**YOUR OBJECTIVE:** Collect every line that includes the string "except".

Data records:
-- start --

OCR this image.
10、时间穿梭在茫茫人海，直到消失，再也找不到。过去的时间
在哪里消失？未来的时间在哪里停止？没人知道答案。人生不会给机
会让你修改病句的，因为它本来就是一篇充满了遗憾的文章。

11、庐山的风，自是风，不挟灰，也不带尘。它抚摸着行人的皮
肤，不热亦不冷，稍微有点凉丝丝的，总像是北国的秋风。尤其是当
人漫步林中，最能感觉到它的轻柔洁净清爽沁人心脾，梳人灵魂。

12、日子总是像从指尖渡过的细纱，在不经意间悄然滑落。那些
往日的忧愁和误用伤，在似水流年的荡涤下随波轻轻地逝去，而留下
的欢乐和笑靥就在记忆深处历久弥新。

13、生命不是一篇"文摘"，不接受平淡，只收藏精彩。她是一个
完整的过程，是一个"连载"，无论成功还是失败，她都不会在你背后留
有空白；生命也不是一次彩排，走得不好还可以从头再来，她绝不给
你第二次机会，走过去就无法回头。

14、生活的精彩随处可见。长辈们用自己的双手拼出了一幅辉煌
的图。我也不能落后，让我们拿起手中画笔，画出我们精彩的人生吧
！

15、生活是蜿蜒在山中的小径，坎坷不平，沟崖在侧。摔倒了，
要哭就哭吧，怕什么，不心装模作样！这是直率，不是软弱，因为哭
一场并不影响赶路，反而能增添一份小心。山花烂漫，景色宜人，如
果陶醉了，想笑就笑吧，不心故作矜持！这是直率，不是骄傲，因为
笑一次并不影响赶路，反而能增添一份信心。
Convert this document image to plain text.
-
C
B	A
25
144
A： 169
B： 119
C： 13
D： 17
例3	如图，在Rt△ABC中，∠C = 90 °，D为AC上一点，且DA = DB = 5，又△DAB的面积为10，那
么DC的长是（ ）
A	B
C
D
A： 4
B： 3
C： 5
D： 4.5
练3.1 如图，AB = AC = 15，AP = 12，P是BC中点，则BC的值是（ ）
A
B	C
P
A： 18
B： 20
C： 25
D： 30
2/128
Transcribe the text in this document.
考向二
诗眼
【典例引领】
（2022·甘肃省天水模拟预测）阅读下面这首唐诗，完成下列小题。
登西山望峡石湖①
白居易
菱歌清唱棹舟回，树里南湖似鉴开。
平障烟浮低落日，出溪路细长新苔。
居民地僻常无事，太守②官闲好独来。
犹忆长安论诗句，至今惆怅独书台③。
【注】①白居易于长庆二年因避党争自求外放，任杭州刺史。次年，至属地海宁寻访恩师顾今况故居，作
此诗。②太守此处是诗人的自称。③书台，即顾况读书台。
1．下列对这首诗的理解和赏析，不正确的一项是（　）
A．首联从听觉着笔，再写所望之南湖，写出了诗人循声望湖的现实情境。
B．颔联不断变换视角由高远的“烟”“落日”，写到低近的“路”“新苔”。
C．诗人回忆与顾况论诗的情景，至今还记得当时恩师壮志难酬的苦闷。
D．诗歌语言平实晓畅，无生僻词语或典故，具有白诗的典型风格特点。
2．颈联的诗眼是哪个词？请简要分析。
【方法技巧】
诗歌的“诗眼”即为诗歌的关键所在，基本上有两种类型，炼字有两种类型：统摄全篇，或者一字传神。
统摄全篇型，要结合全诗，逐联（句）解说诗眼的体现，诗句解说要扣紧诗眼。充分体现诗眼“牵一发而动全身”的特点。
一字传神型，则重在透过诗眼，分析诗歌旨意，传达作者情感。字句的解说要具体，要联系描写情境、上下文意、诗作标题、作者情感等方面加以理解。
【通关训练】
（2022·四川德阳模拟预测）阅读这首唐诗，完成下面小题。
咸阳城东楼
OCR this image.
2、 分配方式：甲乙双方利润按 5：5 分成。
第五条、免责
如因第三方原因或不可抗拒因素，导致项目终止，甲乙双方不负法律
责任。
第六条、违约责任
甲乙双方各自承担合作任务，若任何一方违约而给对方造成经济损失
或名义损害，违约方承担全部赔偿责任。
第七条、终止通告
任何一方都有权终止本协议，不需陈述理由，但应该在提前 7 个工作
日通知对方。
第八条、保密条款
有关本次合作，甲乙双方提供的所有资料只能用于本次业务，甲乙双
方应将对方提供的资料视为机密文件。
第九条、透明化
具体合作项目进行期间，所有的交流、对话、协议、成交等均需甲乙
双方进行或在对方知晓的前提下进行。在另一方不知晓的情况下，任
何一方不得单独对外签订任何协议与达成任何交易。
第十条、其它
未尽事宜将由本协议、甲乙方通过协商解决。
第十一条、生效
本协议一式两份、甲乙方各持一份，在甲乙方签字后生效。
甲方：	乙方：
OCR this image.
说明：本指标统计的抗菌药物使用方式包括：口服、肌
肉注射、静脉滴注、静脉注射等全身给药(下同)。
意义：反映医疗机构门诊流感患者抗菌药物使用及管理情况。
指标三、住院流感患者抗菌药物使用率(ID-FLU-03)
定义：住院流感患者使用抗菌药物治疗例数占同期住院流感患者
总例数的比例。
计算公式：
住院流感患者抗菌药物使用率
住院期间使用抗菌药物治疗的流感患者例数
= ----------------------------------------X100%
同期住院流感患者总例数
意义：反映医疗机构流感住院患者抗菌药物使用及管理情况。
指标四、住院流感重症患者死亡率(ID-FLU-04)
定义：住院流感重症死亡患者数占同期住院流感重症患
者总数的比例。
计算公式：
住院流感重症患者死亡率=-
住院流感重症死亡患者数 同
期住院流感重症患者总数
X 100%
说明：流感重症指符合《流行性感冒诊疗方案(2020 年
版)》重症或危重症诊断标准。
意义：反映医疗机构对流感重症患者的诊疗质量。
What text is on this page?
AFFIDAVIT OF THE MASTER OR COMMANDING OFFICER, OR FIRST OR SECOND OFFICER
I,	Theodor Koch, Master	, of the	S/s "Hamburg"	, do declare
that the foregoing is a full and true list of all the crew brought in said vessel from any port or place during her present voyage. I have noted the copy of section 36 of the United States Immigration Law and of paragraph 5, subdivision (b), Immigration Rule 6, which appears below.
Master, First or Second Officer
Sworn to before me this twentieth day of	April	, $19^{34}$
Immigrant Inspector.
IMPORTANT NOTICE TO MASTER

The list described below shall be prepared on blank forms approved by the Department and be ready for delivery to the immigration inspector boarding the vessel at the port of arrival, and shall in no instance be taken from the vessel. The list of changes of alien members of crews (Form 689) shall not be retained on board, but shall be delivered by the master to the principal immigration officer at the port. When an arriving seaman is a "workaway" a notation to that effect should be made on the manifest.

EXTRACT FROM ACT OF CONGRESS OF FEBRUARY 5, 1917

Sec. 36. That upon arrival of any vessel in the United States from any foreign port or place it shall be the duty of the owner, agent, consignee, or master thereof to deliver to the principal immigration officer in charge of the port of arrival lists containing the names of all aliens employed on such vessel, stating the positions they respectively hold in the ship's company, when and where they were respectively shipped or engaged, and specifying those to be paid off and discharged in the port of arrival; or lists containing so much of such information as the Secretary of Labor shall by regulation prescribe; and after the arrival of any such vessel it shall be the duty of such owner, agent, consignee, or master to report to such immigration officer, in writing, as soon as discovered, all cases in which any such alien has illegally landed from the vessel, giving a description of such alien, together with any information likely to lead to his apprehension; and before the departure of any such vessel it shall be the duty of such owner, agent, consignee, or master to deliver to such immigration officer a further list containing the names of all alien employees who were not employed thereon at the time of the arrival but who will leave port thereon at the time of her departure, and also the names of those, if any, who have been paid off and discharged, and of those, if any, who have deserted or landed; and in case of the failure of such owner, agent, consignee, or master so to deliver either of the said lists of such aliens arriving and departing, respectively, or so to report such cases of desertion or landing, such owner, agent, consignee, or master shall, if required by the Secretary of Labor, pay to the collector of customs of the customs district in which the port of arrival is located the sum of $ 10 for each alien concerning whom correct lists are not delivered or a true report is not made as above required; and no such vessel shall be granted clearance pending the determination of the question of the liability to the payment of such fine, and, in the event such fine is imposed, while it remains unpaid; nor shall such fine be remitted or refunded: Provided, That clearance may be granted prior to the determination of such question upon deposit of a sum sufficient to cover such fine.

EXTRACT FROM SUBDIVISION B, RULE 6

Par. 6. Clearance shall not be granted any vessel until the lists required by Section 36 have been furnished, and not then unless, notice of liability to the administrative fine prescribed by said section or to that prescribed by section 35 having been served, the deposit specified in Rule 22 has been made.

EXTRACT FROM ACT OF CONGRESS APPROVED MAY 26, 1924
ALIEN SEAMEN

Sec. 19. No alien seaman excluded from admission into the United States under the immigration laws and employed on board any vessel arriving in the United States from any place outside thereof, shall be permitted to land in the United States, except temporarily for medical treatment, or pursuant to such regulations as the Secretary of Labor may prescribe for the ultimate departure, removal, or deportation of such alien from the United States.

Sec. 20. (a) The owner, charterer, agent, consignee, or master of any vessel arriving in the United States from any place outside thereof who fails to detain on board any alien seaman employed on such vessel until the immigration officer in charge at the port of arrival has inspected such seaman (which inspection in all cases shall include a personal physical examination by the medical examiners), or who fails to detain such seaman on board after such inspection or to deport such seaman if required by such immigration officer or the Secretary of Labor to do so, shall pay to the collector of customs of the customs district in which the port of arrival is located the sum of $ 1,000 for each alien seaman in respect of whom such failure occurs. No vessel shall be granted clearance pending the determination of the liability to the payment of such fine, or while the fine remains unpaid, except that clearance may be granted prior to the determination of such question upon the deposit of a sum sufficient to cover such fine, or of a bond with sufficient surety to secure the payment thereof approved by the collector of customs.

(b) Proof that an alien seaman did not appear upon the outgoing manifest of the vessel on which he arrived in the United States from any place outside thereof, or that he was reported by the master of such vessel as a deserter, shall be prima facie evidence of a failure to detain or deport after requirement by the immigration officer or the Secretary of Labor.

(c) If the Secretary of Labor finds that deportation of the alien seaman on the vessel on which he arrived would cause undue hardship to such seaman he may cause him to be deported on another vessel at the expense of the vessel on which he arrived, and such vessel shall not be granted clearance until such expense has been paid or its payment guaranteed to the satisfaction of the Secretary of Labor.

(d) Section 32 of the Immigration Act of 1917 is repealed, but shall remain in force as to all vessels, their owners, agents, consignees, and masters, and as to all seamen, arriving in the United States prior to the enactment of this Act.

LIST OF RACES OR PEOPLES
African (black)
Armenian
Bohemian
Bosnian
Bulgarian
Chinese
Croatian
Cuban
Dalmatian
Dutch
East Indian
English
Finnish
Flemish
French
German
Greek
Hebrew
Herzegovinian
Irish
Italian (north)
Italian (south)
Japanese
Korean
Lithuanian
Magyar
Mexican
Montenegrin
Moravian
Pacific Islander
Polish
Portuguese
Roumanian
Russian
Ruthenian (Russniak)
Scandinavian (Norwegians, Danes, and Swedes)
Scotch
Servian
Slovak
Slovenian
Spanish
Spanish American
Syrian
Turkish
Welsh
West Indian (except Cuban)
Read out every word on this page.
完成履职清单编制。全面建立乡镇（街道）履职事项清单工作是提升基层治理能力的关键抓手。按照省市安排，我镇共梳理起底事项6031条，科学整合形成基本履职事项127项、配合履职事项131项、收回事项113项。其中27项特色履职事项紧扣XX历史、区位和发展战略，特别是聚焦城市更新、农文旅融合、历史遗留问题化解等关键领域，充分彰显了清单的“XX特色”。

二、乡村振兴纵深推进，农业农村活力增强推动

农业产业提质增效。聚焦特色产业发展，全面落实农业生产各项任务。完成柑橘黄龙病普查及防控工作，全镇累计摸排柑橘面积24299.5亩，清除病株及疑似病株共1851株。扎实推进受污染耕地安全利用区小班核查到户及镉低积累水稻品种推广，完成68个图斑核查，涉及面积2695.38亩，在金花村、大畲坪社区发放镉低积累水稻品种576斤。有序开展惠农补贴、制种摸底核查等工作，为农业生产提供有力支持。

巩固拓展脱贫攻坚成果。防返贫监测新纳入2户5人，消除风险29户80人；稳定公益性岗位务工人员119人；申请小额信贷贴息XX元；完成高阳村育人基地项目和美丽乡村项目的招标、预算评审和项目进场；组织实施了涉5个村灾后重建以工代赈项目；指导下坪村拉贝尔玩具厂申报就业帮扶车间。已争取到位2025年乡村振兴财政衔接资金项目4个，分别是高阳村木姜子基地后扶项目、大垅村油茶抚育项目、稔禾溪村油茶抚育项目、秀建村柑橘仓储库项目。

-- end --

**THE ANSWER:**
Sec. 19. No alien seaman excluded from admission into the United States under the immigration laws and employed on board any vessel arriving in the United States from any place outside thereof, shall be permitted to land in the United States, except temporarily for medical treatment, or pursuant to such regulations as the Secretary of Labor may prescribe for the ultimate departure, removal, or deportation of such alien from the United States.
Sec. 20. (a) The owner, charterer, agent, consignee, or master of any vessel arriving in the United States from any place outside thereof who fails to detain on board any alien seaman employed on such vessel until the immigration officer in charge at the port of arrival has inspected such seaman (which inspection in all cases shall include a personal physical examination by the medical examiners), or who fails to detain such seaman on board after such inspection or to deport such seaman if required by such immigration officer or the Secretary of Labor to do so, shall pay to the collector of customs of the customs district in which the port of arrival is located the sum of $ 1,000 for each alien seaman in respect of whom such failure occurs. No vessel shall be granted clearance pending the determination of the liability to the payment of such fine, or while the fine remains unpaid, except that clearance may be granted prior to the determination of such question upon the deposit of a sum sufficient to cover such fine, or of a bond with sufficient surety to secure the payment thereof approved by the collector of customs.
West Indian (except Cuban)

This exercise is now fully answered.